## Aim
Every entry below should be transcribed exactly; pictures stay out of the copy.
**** Data extract ****
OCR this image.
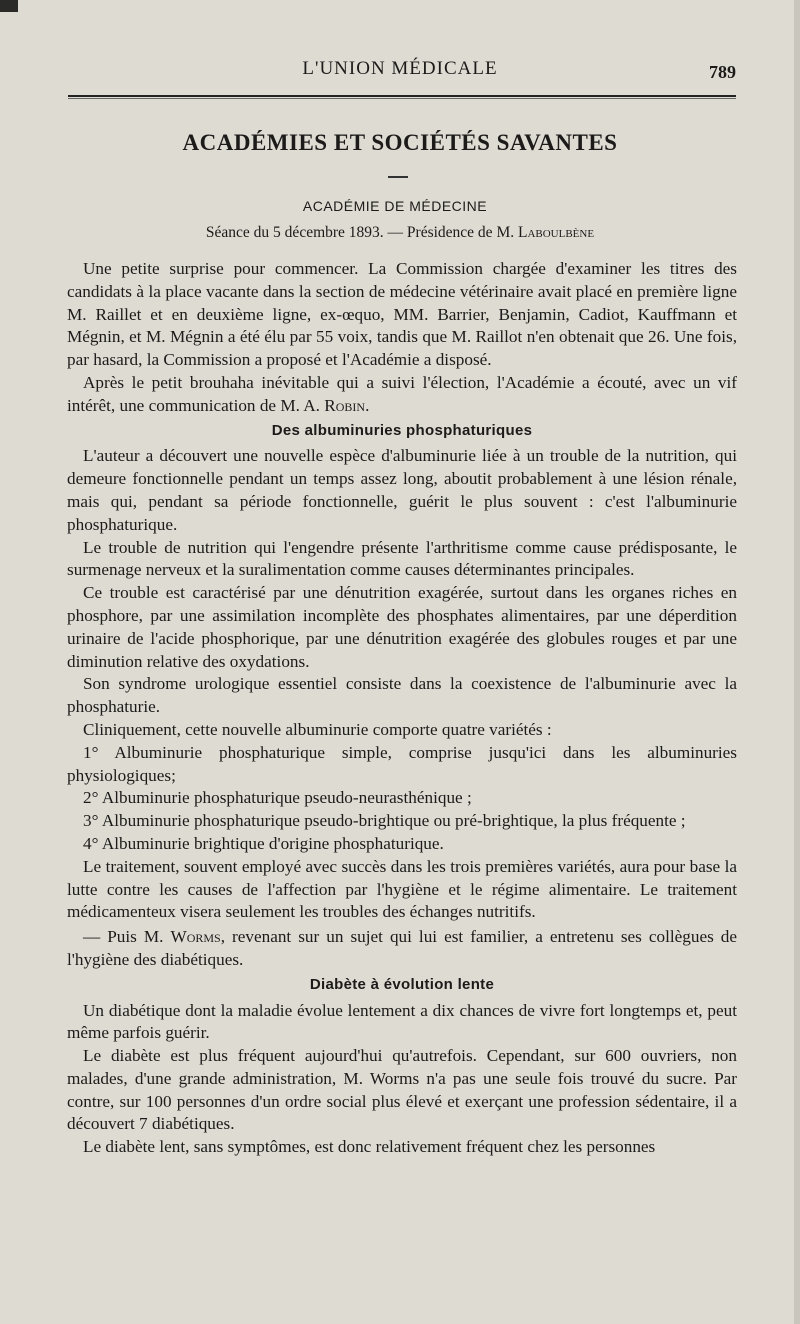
L'UNION MÉDICALE	789
ACADÉMIES ET SOCIÉTÉS SAVANTES
ACADÉMIE DE MÉDECINE
Séance du 5 décembre 1893. — Présidence de M. Laboulbène

Une petite surprise pour commencer. La Commission chargée d'examiner les titres des candidats à la place vacante dans la section de médecine vétérinaire avait placé en première ligne M. Raillet et en deuxième ligne, ex-œquo, MM. Barrier, Benjamin, Cadiot, Kauffmann et Mégnin, et M. Mégnin a été élu par 55 voix, tandis que M. Raillot n'en obtenait que 26. Une fois, par hasard, la Commission a proposé et l'Académie a disposé.

Après le petit brouhaha inévitable qui a suivi l'élection, l'Académie a écouté, avec un vif intérêt, une communication de M. A. Robin.

Des albuminuries phosphaturiques

L'auteur a découvert une nouvelle espèce d'albuminurie liée à un trouble de la nutrition, qui demeure fonctionnelle pendant un temps assez long, aboutit probablement à une lésion rénale, mais qui, pendant sa période fonctionnelle, guérit le plus souvent : c'est l'albuminurie phosphaturique.

Le trouble de nutrition qui l'engendre présente l'arthritisme comme cause prédisposante, le surmenage nerveux et la suralimentation comme causes déterminantes principales.

Ce trouble est caractérisé par une dénutrition exagérée, surtout dans les organes riches en phosphore, par une assimilation incomplète des phosphates alimentaires, par une déperdition urinaire de l'acide phosphorique, par une dénutrition exagérée des globules rouges et par une diminution relative des oxydations.

Son syndrome urologique essentiel consiste dans la coexistence de l'albuminurie avec la phosphaturie.

Cliniquement, cette nouvelle albuminurie comporte quatre variétés :

1° Albuminurie phosphaturique simple, comprise jusqu'ici dans les albuminuries physiologiques;

2° Albuminurie phosphaturique pseudo-neurasthénique ;

3° Albuminurie phosphaturique pseudo-brightique ou pré-brightique, la plus fréquente ;

4° Albuminurie brightique d'origine phosphaturique.

Le traitement, souvent employé avec succès dans les trois premières variétés, aura pour base la lutte contre les causes de l'affection par l'hygiène et le régime alimentaire. Le traitement médicamenteux visera seulement les troubles des échanges nutritifs.

— Puis M. Worms, revenant sur un sujet qui lui est familier, a entretenu ses collègues de l'hygiène des diabétiques.

Diabète à évolution lente

Un diabétique dont la maladie évolue lentement a dix chances de vivre fort longtemps et, peut même parfois guérir.

Le diabète est plus fréquent aujourd'hui qu'autrefois. Cependant, sur 600 ouvriers, non malades, d'une grande administration, M. Worms n'a pas une seule fois trouvé du sucre. Par contre, sur 100 personnes d'un ordre social plus élevé et exerçant une profession sédentaire, il a découvert 7 diabétiques.

Le diabète lent, sans symptômes, est donc relativement fréquent chez les personnes
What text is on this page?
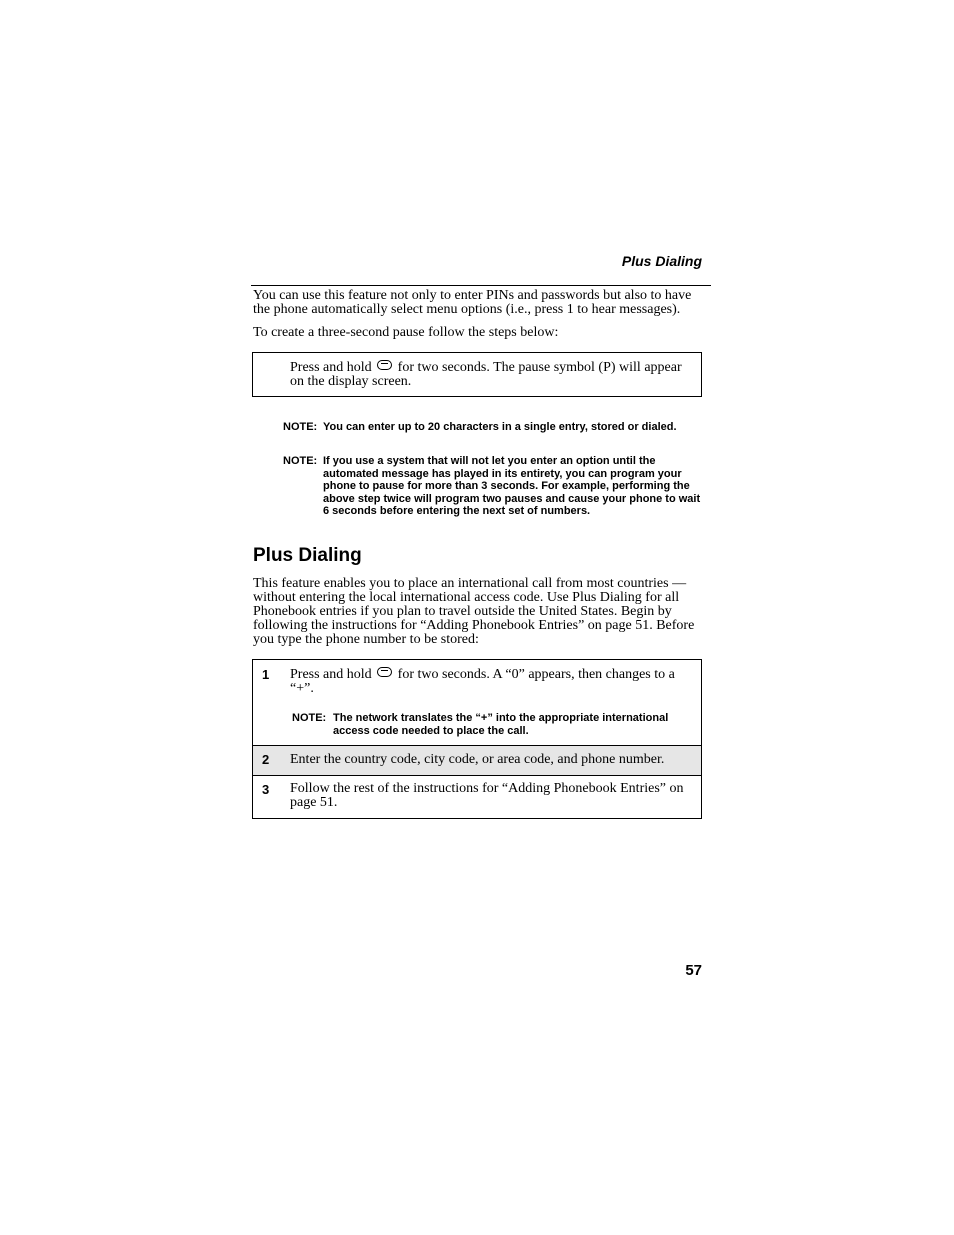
Plus Dialing
You can use this feature not only to enter PINs and passwords but also to have the phone automatically select menu options (i.e., press 1 to hear messages).
To create a three-second pause follow the steps below:
Press and hold for two seconds. The pause symbol (P) will appear on the display screen.
NOTE: You can enter up to 20 characters in a single entry, stored or dialed.
NOTE: If you use a system that will not let you enter an option until the automated message has played in its entirety, you can program your phone to pause for more than 3 seconds. For example, performing the above step twice will program two pauses and cause your phone to wait 6 seconds before entering the next set of numbers.
Plus Dialing
This feature enables you to place an international call from most countries — without entering the local international access code. Use Plus Dialing for all Phonebook entries if you plan to travel outside the United States. Begin by following the instructions for “Adding Phonebook Entries” on page 51. Before you type the phone number to be stored:
1 Press and hold for two seconds. A “0” appears, then changes to a “+”.
NOTE: The network translates the “+” into the appropriate international access code needed to place the call.
2 Enter the country code, city code, or area code, and phone number.
3 Follow the rest of the instructions for “Adding Phonebook Entries” on page 51.
57
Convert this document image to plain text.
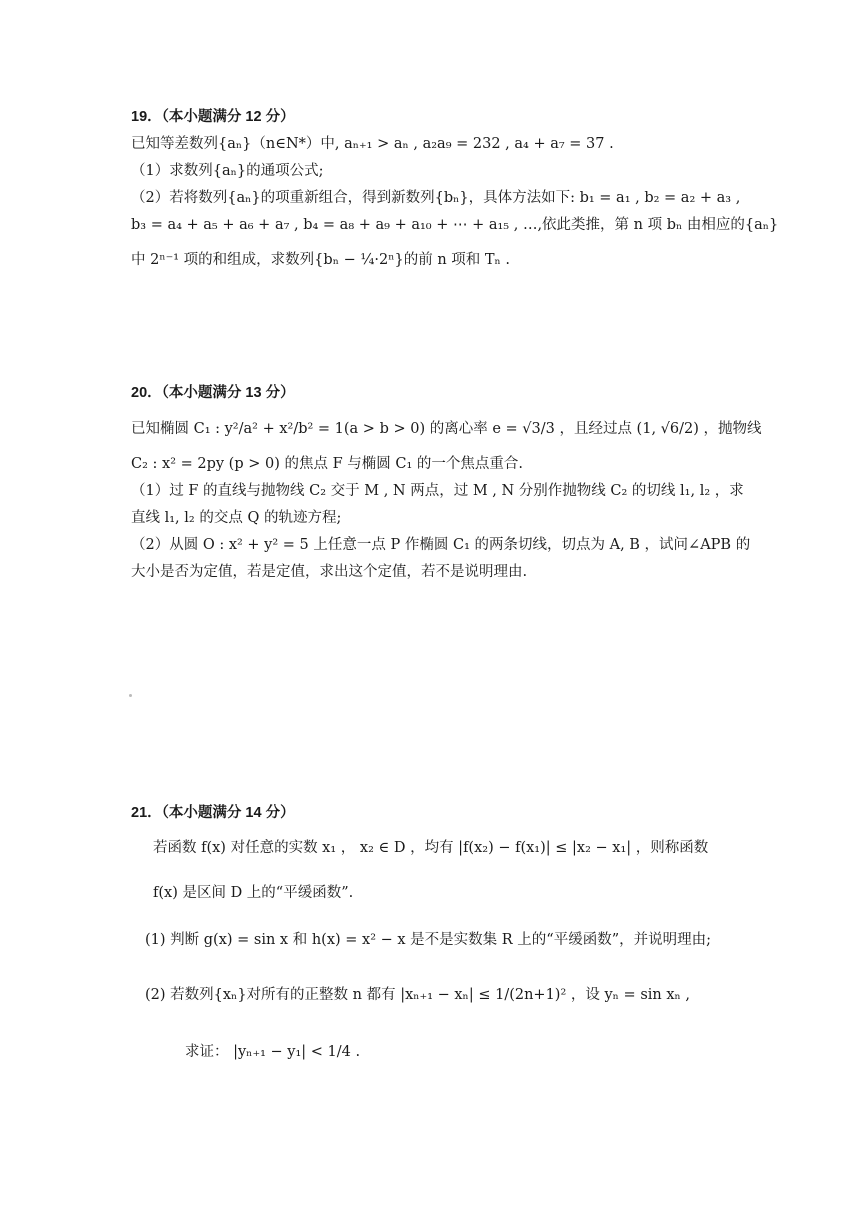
19．（本小题满分 12 分）
已知等差数列{aₙ}（n∈N*）中, aₙ₊₁ > aₙ , a₂a₉ = 232 , a₄ + a₇ = 37 .
（1）求数列{aₙ}的通项公式;
（2）若将数列{aₙ}的项重新组合，得到新数列{bₙ}，具体方法如下: b₁ = a₁ , b₂ = a₂ + a₃ ,
b₃ = a₄ + a₅ + a₆ + a₇ , b₄ = a₈ + a₉ + a₁₀ + ⋯ + a₁₅ , …,依此类推，第 n 项 bₙ 由相应的{aₙ}
中 2ⁿ⁻¹ 项的和组成，求数列{bₙ − ¼·2ⁿ}的前 n 项和 Tₙ .
20．（本小题满分 13 分）
已知椭圆 C₁ : y²/a² + x²/b² = 1(a > b > 0) 的离心率 e = √3/3 ，且经过点 (1, √6/2) ，抛物线
C₂ : x² = 2py (p > 0) 的焦点 F 与椭圆 C₁ 的一个焦点重合.
（1）过 F 的直线与抛物线 C₂ 交于 M , N 两点，过 M , N 分别作抛物线 C₂ 的切线 l₁, l₂ ，求
直线 l₁, l₂ 的交点 Q 的轨迹方程;
（2）从圆 O : x² + y² = 5 上任意一点 P 作椭圆 C₁ 的两条切线，切点为 A, B ，试问∠APB 的
大小是否为定值，若是定值，求出这个定值，若不是说明理由.
21．（本小题满分 14 分）
若函数 f(x) 对任意的实数 x₁ ， x₂ ∈ D ，均有 |f(x₂) − f(x₁)| ≤ |x₂ − x₁| ，则称函数
f(x) 是区间 D 上的“平缓函数”.
(1) 判断 g(x) = sin x 和 h(x) = x² − x 是不是实数集 R 上的“平缓函数”，并说明理由;
(2) 若数列{xₙ}对所有的正整数 n 都有 |xₙ₊₁ − xₙ| ≤ 1/(2n+1)² ，设 yₙ = sin xₙ ,
求证： |yₙ₊₁ − y₁| < 1/4 .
****
## Complete response
OCR this image.
L'UNION MÉDICALE	789
ACADÉMIES ET SOCIÉTÉS SAVANTES
ACADÉMIE DE MÉDECINE
Séance du 5 décembre 1893. — Présidence de M. Laboulbène

Une petite surprise pour commencer. La Commission chargée d'examiner les titres des candidats à la place vacante dans la section de médecine vétérinaire avait placé en première ligne M. Raillet et en deuxième ligne, ex-œquo, MM. Barrier, Benjamin, Cadiot, Kauffmann et Mégnin, et M. Mégnin a été élu par 55 voix, tandis que M. Raillot n'en obtenait que 26. Une fois, par hasard, la Commission a proposé et l'Académie a disposé.

Après le petit brouhaha inévitable qui a suivi l'élection, l'Académie a écouté, avec un vif intérêt, une communication de M. A. Robin.

Des albuminuries phosphaturiques

L'auteur a découvert une nouvelle espèce d'albuminurie liée à un trouble de la nutrition, qui demeure fonctionnelle pendant un temps assez long, aboutit probablement à une lésion rénale, mais qui, pendant sa période fonctionnelle, guérit le plus souvent : c'est l'albuminurie phosphaturique.

Le trouble de nutrition qui l'engendre présente l'arthritisme comme cause prédisposante, le surmenage nerveux et la suralimentation comme causes déterminantes principales.

Ce trouble est caractérisé par une dénutrition exagérée, surtout dans les organes riches en phosphore, par une assimilation incomplète des phosphates alimentaires, par une déperdition urinaire de l'acide phosphorique, par une dénutrition exagérée des globules rouges et par une diminution relative des oxydations.

Son syndrome urologique essentiel consiste dans la coexistence de l'albuminurie avec la phosphaturie.

Cliniquement, cette nouvelle albuminurie comporte quatre variétés :

1° Albuminurie phosphaturique simple, comprise jusqu'ici dans les albuminuries physiologiques;

2° Albuminurie phosphaturique pseudo-neurasthénique ;

3° Albuminurie phosphaturique pseudo-brightique ou pré-brightique, la plus fréquente ;

4° Albuminurie brightique d'origine phosphaturique.

Le traitement, souvent employé avec succès dans les trois premières variétés, aura pour base la lutte contre les causes de l'affection par l'hygiène et le régime alimentaire. Le traitement médicamenteux visera seulement les troubles des échanges nutritifs.

— Puis M. Worms, revenant sur un sujet qui lui est familier, a entretenu ses collègues de l'hygiène des diabétiques.

Diabète à évolution lente

Un diabétique dont la maladie évolue lentement a dix chances de vivre fort longtemps et, peut même parfois guérir.

Le diabète est plus fréquent aujourd'hui qu'autrefois. Cependant, sur 600 ouvriers, non malades, d'une grande administration, M. Worms n'a pas une seule fois trouvé du sucre. Par contre, sur 100 personnes d'un ordre social plus élevé et exerçant une profession sédentaire, il a découvert 7 diabétiques.

Le diabète lent, sans symptômes, est donc relativement fréquent chez les personnes
What text is on this page?
Plus Dialing
You can use this feature not only to enter PINs and passwords but also to have the phone automatically select menu options (i.e., press 1 to hear messages).
To create a three-second pause follow the steps below:
Press and hold for two seconds. The pause symbol (P) will appear on the display screen.
NOTE: You can enter up to 20 characters in a single entry, stored or dialed.
NOTE: If you use a system that will not let you enter an option until the automated message has played in its entirety, you can program your phone to pause for more than 3 seconds. For example, performing the above step twice will program two pauses and cause your phone to wait 6 seconds before entering the next set of numbers.
Plus Dialing
This feature enables you to place an international call from most countries — without entering the local international access code. Use Plus Dialing for all Phonebook entries if you plan to travel outside the United States. Begin by following the instructions for “Adding Phonebook Entries” on page 51. Before you type the phone number to be stored:
1 Press and hold for two seconds. A “0” appears, then changes to a “+”.
NOTE: The network translates the “+” into the appropriate international access code needed to place the call.
2 Enter the country code, city code, or area code, and phone number.
3 Follow the rest of the instructions for “Adding Phonebook Entries” on page 51.
57
Convert this document image to plain text.
19．（本小题满分 12 分）
已知等差数列{aₙ}（n∈N*）中, aₙ₊₁ > aₙ , a₂a₉ = 232 , a₄ + a₇ = 37 .
（1）求数列{aₙ}的通项公式;
（2）若将数列{aₙ}的项重新组合，得到新数列{bₙ}，具体方法如下: b₁ = a₁ , b₂ = a₂ + a₃ ,
b₃ = a₄ + a₅ + a₆ + a₇ , b₄ = a₈ + a₉ + a₁₀ + ⋯ + a₁₅ , …,依此类推，第 n 项 bₙ 由相应的{aₙ}
中 2ⁿ⁻¹ 项的和组成，求数列{bₙ − ¼·2ⁿ}的前 n 项和 Tₙ .
20．（本小题满分 13 分）
已知椭圆 C₁ : y²/a² + x²/b² = 1(a > b > 0) 的离心率 e = √3/3 ，且经过点 (1, √6/2) ，抛物线
C₂ : x² = 2py (p > 0) 的焦点 F 与椭圆 C₁ 的一个焦点重合.
（1）过 F 的直线与抛物线 C₂ 交于 M , N 两点，过 M , N 分别作抛物线 C₂ 的切线 l₁, l₂ ，求
直线 l₁, l₂ 的交点 Q 的轨迹方程;
（2）从圆 O : x² + y² = 5 上任意一点 P 作椭圆 C₁ 的两条切线，切点为 A, B ，试问∠APB 的
大小是否为定值，若是定值，求出这个定值，若不是说明理由.
21．（本小题满分 14 分）
若函数 f(x) 对任意的实数 x₁ ， x₂ ∈ D ，均有 |f(x₂) − f(x₁)| ≤ |x₂ − x₁| ，则称函数
f(x) 是区间 D 上的“平缓函数”.
(1) 判断 g(x) = sin x 和 h(x) = x² − x 是不是实数集 R 上的“平缓函数”，并说明理由;
(2) 若数列{xₙ}对所有的正整数 n 都有 |xₙ₊₁ − xₙ| ≤ 1/(2n+1)² ，设 yₙ = sin xₙ ,
求证： |yₙ₊₁ − y₁| < 1/4 .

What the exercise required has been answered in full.